Your instructions
Give the data below again exactly as written, without its pictures.
-- BEGIN Provided records --
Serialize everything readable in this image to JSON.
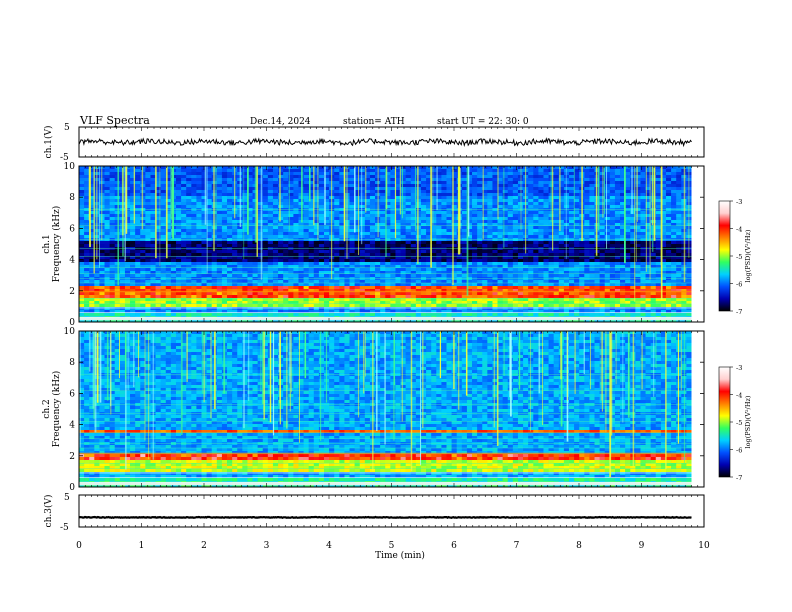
{
  "header": {
    "title": "VLF  Spectra",
    "date": "Dec.14, 2024",
    "station": "station= ATH",
    "start": "start  UT  =    22: 30: 0"
  },
  "chart_data": [
    {
      "type": "line",
      "panel": "ch.1",
      "ylabel": "ch.1(V)",
      "ylim": [
        -5,
        5
      ],
      "yticks": [
        "5",
        "-5"
      ],
      "x_range_min": [
        0,
        9.8
      ],
      "series": [
        {
          "values_level_V": 0.0,
          "noise_amplitude_V": 0.9
        }
      ]
    },
    {
      "type": "heatmap",
      "panel": "ch.1",
      "ylabel_top": "ch.1",
      "ylabel": "Frequency  (kHz)",
      "ylim": [
        0,
        10
      ],
      "yticks": [
        "0",
        "2",
        "4",
        "6",
        "8",
        "10"
      ],
      "xlim": [
        0,
        10
      ],
      "data_extent_min": 9.8,
      "colorbar": {
        "label": "log(PSD)(V²/Hz)",
        "ticks": [
          "-3",
          "-4",
          "-5",
          "-6",
          "-7"
        ],
        "range": [
          -7,
          -3
        ],
        "colors": [
          "#000000",
          "#0000b0",
          "#0050ff",
          "#00d0ff",
          "#30ff60",
          "#ffff00",
          "#ff8000",
          "#ff0000",
          "#ffd0d0",
          "#ffffff"
        ]
      },
      "features": {
        "background_log_psd": -5.9,
        "dark_band_kHz": [
          3.8,
          5.2
        ],
        "strong_band_kHz": [
          1.6,
          2.4
        ],
        "low_band_kHz": [
          0,
          0.6
        ]
      }
    },
    {
      "type": "heatmap",
      "panel": "ch.2",
      "ylabel_top": "ch.2",
      "ylabel": "Frequency  (kHz)",
      "ylim": [
        0,
        10
      ],
      "yticks": [
        "0",
        "2",
        "4",
        "6",
        "8",
        "10"
      ],
      "xlim": [
        0,
        10
      ],
      "data_extent_min": 9.8,
      "colorbar": {
        "label": "log(PSD)(V²/Hz)",
        "ticks": [
          "-3",
          "-4",
          "-5",
          "-6",
          "-7"
        ],
        "range": [
          -7,
          -3
        ]
      },
      "features": {
        "background_log_psd": -5.8,
        "band_kHz": [
          3.4,
          3.7
        ],
        "strong_band_kHz": [
          1.8,
          2.2
        ],
        "low_band_kHz": [
          0,
          0.6
        ]
      }
    },
    {
      "type": "line",
      "panel": "ch.3",
      "ylabel": "ch.3(V)",
      "ylim": [
        -5,
        5
      ],
      "yticks": [
        "5",
        "-5"
      ],
      "x_range_min": [
        0,
        9.8
      ],
      "series": [
        {
          "values_level_V": -2.0,
          "noise_amplitude_V": 0.1
        }
      ]
    }
  ],
  "xaxis": {
    "label": "Time  (min)",
    "ticks": [
      "0",
      "1",
      "2",
      "3",
      "4",
      "5",
      "6",
      "7",
      "8",
      "9",
      "10"
    ]
  }
}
-- END Provided records --
The result
Serialize everything readable in this image to JSON.
{
  "header": {
    "title": "VLF  Spectra",
    "date": "Dec.14, 2024",
    "station": "station= ATH",
    "start": "start  UT  =    22: 30: 0"
  },
  "chart_data": [
    {
      "type": "line",
      "panel": "ch.1",
      "ylabel": "ch.1(V)",
      "ylim": [
        -5,
        5
      ],
      "yticks": [
        "5",
        "-5"
      ],
      "x_range_min": [
        0,
        9.8
      ],
      "series": [
        {
          "values_level_V": 0.0,
          "noise_amplitude_V": 0.9
        }
      ]
    },
    {
      "type": "heatmap",
      "panel": "ch.1",
      "ylabel_top": "ch.1",
      "ylabel": "Frequency  (kHz)",
      "ylim": [
        0,
        10
      ],
      "yticks": [
        "0",
        "2",
        "4",
        "6",
        "8",
        "10"
      ],
      "xlim": [
        0,
        10
      ],
      "data_extent_min": 9.8,
      "colorbar": {
        "label": "log(PSD)(V²/Hz)",
        "ticks": [
          "-3",
          "-4",
          "-5",
          "-6",
          "-7"
        ],
        "range": [
          -7,
          -3
        ],
        "colors": [
          "#000000",
          "#0000b0",
          "#0050ff",
          "#00d0ff",
          "#30ff60",
          "#ffff00",
          "#ff8000",
          "#ff0000",
          "#ffd0d0",
          "#ffffff"
        ]
      },
      "features": {
        "background_log_psd": -5.9,
        "dark_band_kHz": [
          3.8,
          5.2
        ],
        "strong_band_kHz": [
          1.6,
          2.4
        ],
        "low_band_kHz": [
          0,
          0.6
        ]
      }
    },
    {
      "type": "heatmap",
      "panel": "ch.2",
      "ylabel_top": "ch.2",
      "ylabel": "Frequency  (kHz)",
      "ylim": [
        0,
        10
      ],
      "yticks": [
        "0",
        "2",
        "4",
        "6",
        "8",
        "10"
      ],
      "xlim": [
        0,
        10
      ],
      "data_extent_min": 9.8,
      "colorbar": {
        "label": "log(PSD)(V²/Hz)",
        "ticks": [
          "-3",
          "-4",
          "-5",
          "-6",
          "-7"
        ],
        "range": [
          -7,
          -3
        ]
      },
      "features": {
        "background_log_psd": -5.8,
        "band_kHz": [
          3.4,
          3.7
        ],
        "strong_band_kHz": [
          1.8,
          2.2
        ],
        "low_band_kHz": [
          0,
          0.6
        ]
      }
    },
    {
      "type": "line",
      "panel": "ch.3",
      "ylabel": "ch.3(V)",
      "ylim": [
        -5,
        5
      ],
      "yticks": [
        "5",
        "-5"
      ],
      "x_range_min": [
        0,
        9.8
      ],
      "series": [
        {
          "values_level_V": -2.0,
          "noise_amplitude_V": 0.1
        }
      ]
    }
  ],
  "xaxis": {
    "label": "Time  (min)",
    "ticks": [
      "0",
      "1",
      "2",
      "3",
      "4",
      "5",
      "6",
      "7",
      "8",
      "9",
      "10"
    ]
  }
}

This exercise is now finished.